## Exercise brief
Give back the full listing verbatim, apart from its images.

* START Provided records *

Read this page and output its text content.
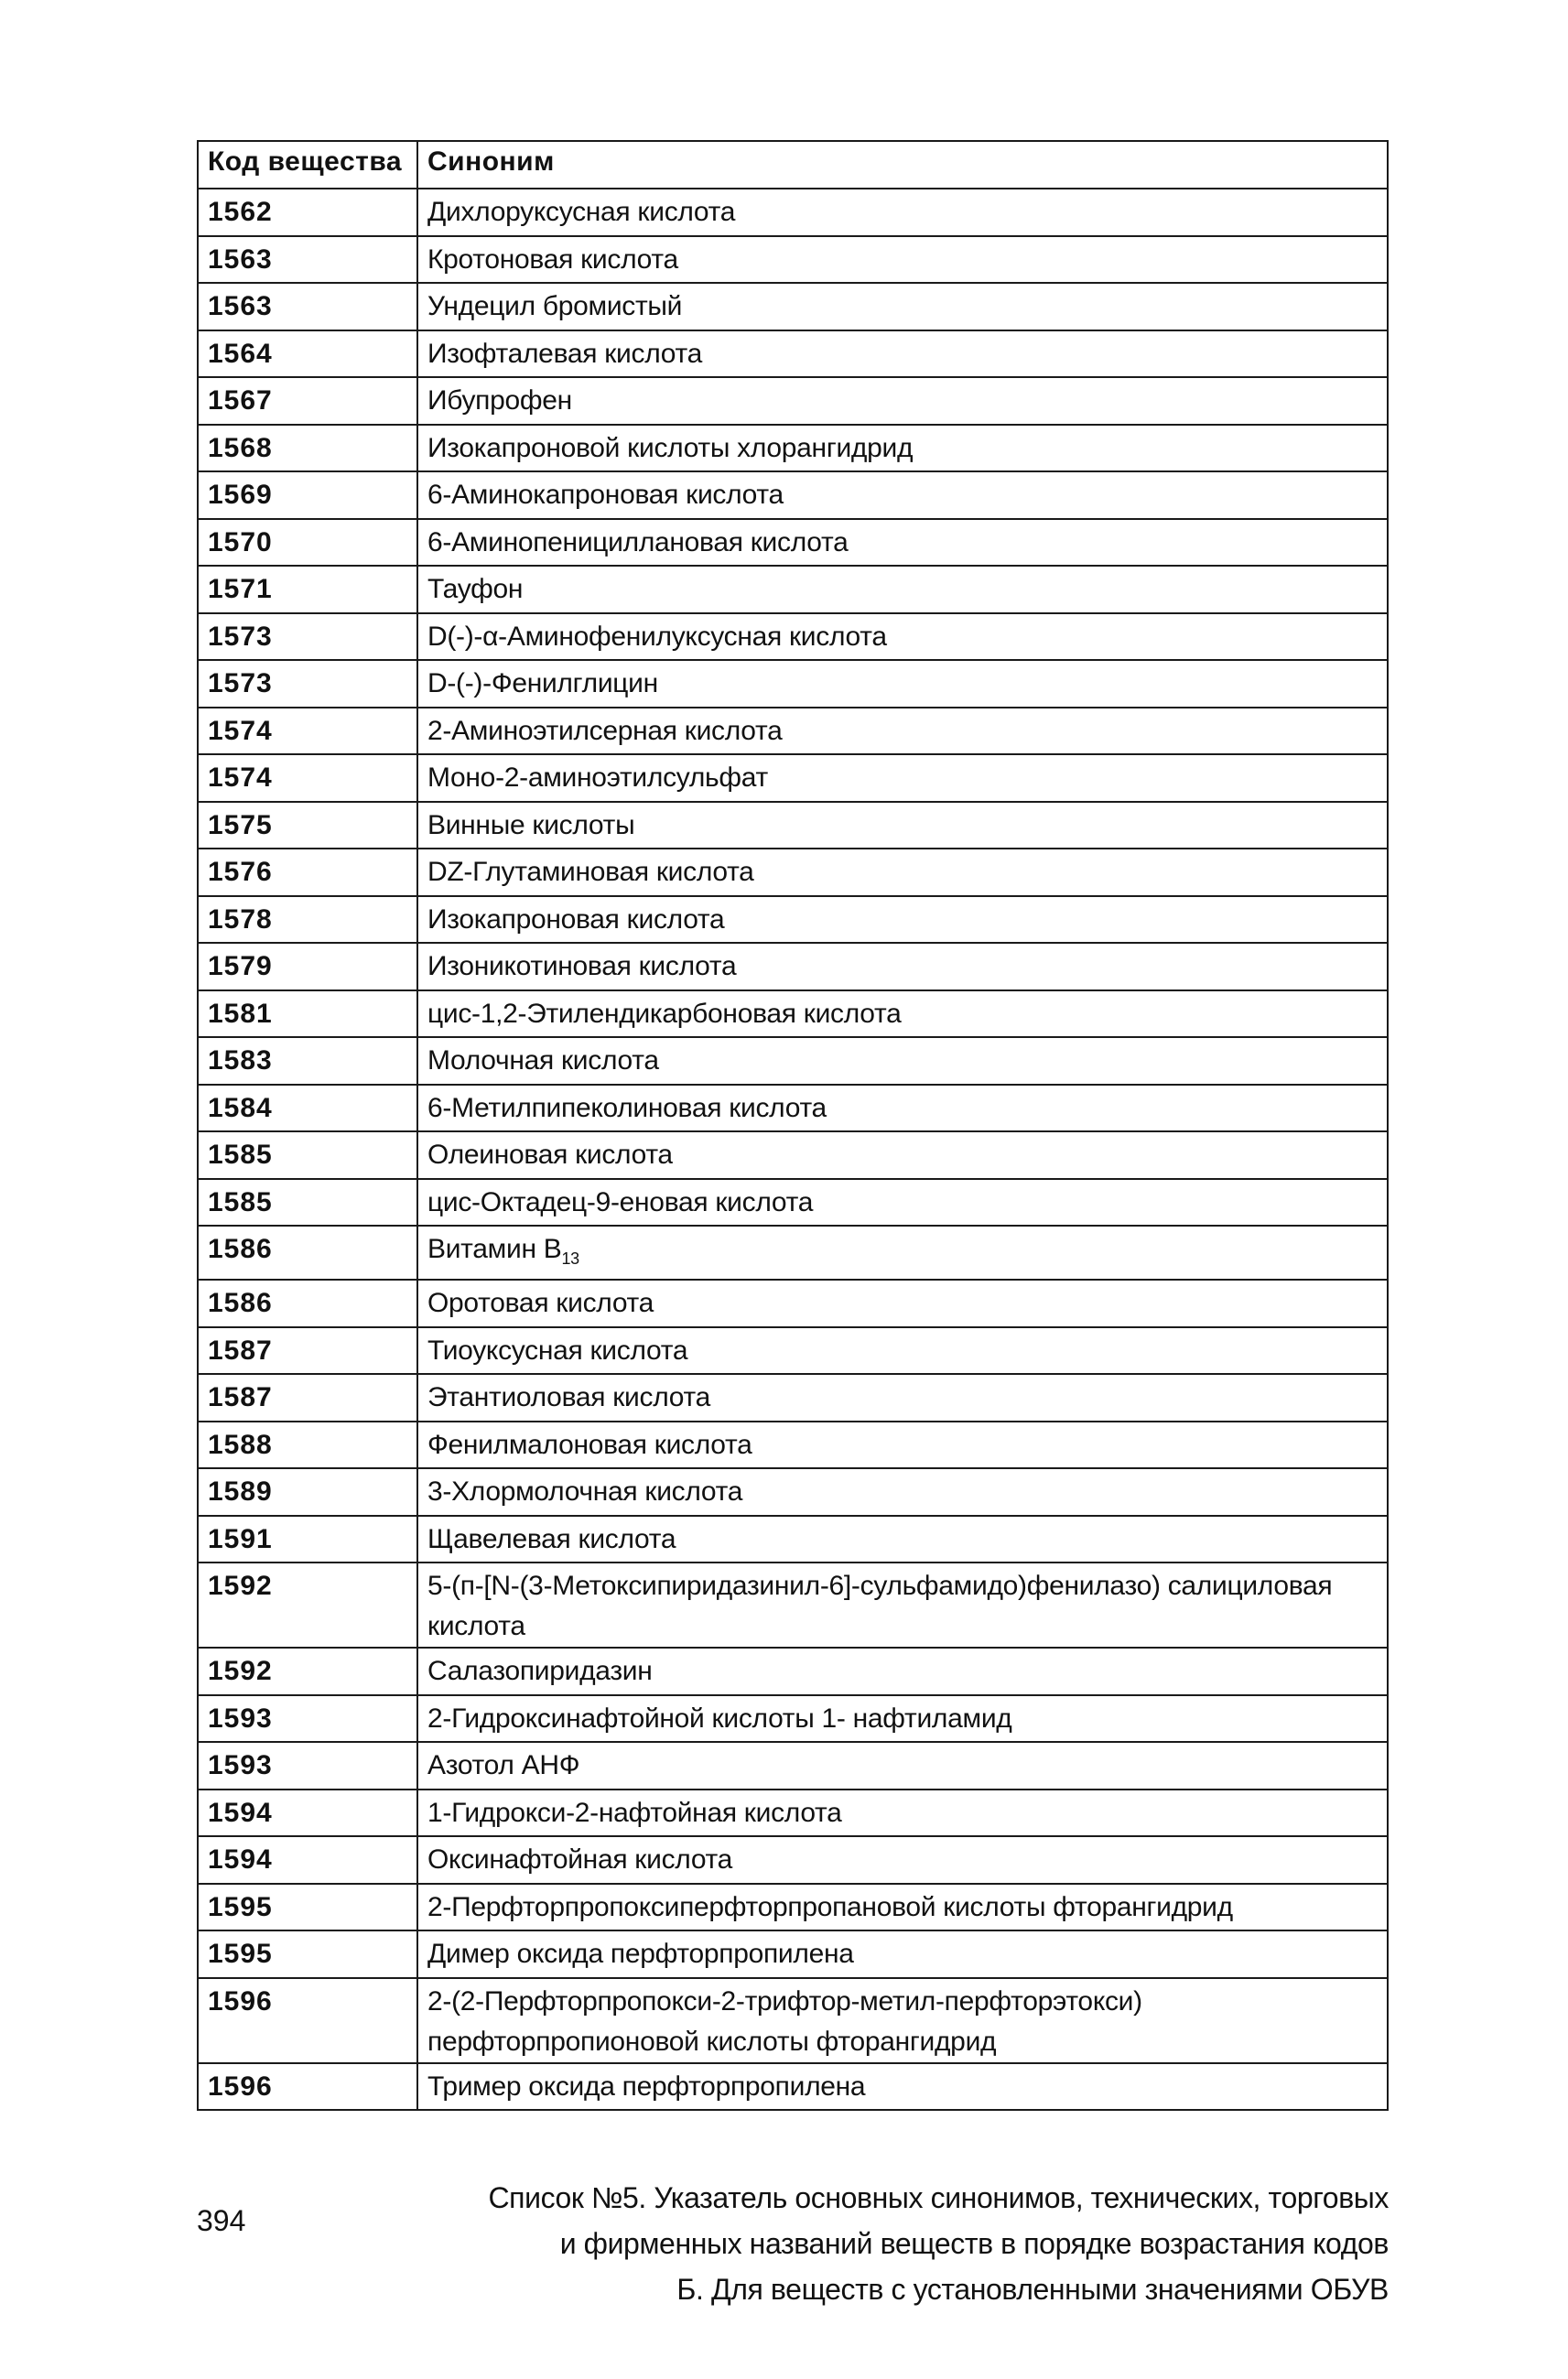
Код вещества	Синоним
1562	Дихлоруксусная кислота
1563	Кротоновая кислота
1563	Ундецил бромистый
1564	Изофталевая кислота
1567	Ибупрофен
1568	Изокапроновой кислоты хлорангидрид
1569	6-Аминокапроновая кислота
1570	6-Аминопенициллановая кислота
1571	Тауфон
1573	D(-)-α-Аминофенилуксусная кислота
1573	D-(-)-Фенилглицин
1574	2-Аминоэтилсерная кислота
1574	Моно-2-аминоэтилсульфат
1575	Винные кислоты
1576	DZ-Глутаминовая кислота
1578	Изокапроновая кислота
1579	Изоникотиновая кислота
1581	цис-1,2-Этилендикарбоновая кислота
1583	Молочная кислота
1584	6-Метилпипеколиновая кислота
1585	Олеиновая кислота
1585	цис-Октадец-9-еновая кислота
1586	Витамин $B_{13}$
1586	Оротовая кислота
1587	Тиоуксусная кислота
1587	Этантиоловая кислота
1588	Фенилмалоновая кислота
1589	3-Хлормолочная кислота
1591	Щавелевая кислота
1592	5-(п-[N-(3-Метоксипиридазинил-6]-сульфамидо)фенилазо) салициловая кислота
1592	Салазопиридазин
1593	2-Гидроксинафтойной кислоты 1- нафтиламид
1593	Азотол АНФ
1594	1-Гидрокси-2-нафтойная кислота
1594	Оксинафтойная кислота
1595	2-Перфторпропоксиперфторпропановой кислоты фторангидрид
1595	Димер оксида перфторпропилена
1596	2-(2-Перфторпропокси-2-трифтор-метил-перфторэтокси) перфторпропионовой кислоты фторангидрид
1596	Тример оксида перфторпропилена
394
Список №5. Указатель основных синонимов, технических, торговых
и фирменных названий веществ в порядке возрастания кодов
Б. Для веществ с установленными значениями ОБУВ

* END Provided records *

## Exercise result
Read this page and output its text content.
Код вещества	Синоним
1562	Дихлоруксусная кислота
1563	Кротоновая кислота
1563	Ундецил бромистый
1564	Изофталевая кислота
1567	Ибупрофен
1568	Изокапроновой кислоты хлорангидрид
1569	6-Аминокапроновая кислота
1570	6-Аминопенициллановая кислота
1571	Тауфон
1573	D(-)-α-Аминофенилуксусная кислота
1573	D-(-)-Фенилглицин
1574	2-Аминоэтилсерная кислота
1574	Моно-2-аминоэтилсульфат
1575	Винные кислоты
1576	DZ-Глутаминовая кислота
1578	Изокапроновая кислота
1579	Изоникотиновая кислота
1581	цис-1,2-Этилендикарбоновая кислота
1583	Молочная кислота
1584	6-Метилпипеколиновая кислота
1585	Олеиновая кислота
1585	цис-Октадец-9-еновая кислота
1586	Витамин $B_{13}$
1586	Оротовая кислота
1587	Тиоуксусная кислота
1587	Этантиоловая кислота
1588	Фенилмалоновая кислота
1589	3-Хлормолочная кислота
1591	Щавелевая кислота
1592	5-(п-[N-(3-Метоксипиридазинил-6]-сульфамидо)фенилазо) салициловая кислота
1592	Салазопиридазин
1593	2-Гидроксинафтойной кислоты 1- нафтиламид
1593	Азотол АНФ
1594	1-Гидрокси-2-нафтойная кислота
1594	Оксинафтойная кислота
1595	2-Перфторпропоксиперфторпропановой кислоты фторангидрид
1595	Димер оксида перфторпропилена
1596	2-(2-Перфторпропокси-2-трифтор-метил-перфторэтокси) перфторпропионовой кислоты фторангидрид
1596	Тример оксида перфторпропилена
394
Список №5. Указатель основных синонимов, технических, торговых
и фирменных названий веществ в порядке возрастания кодов
Б. Для веществ с установленными значениями ОБУВ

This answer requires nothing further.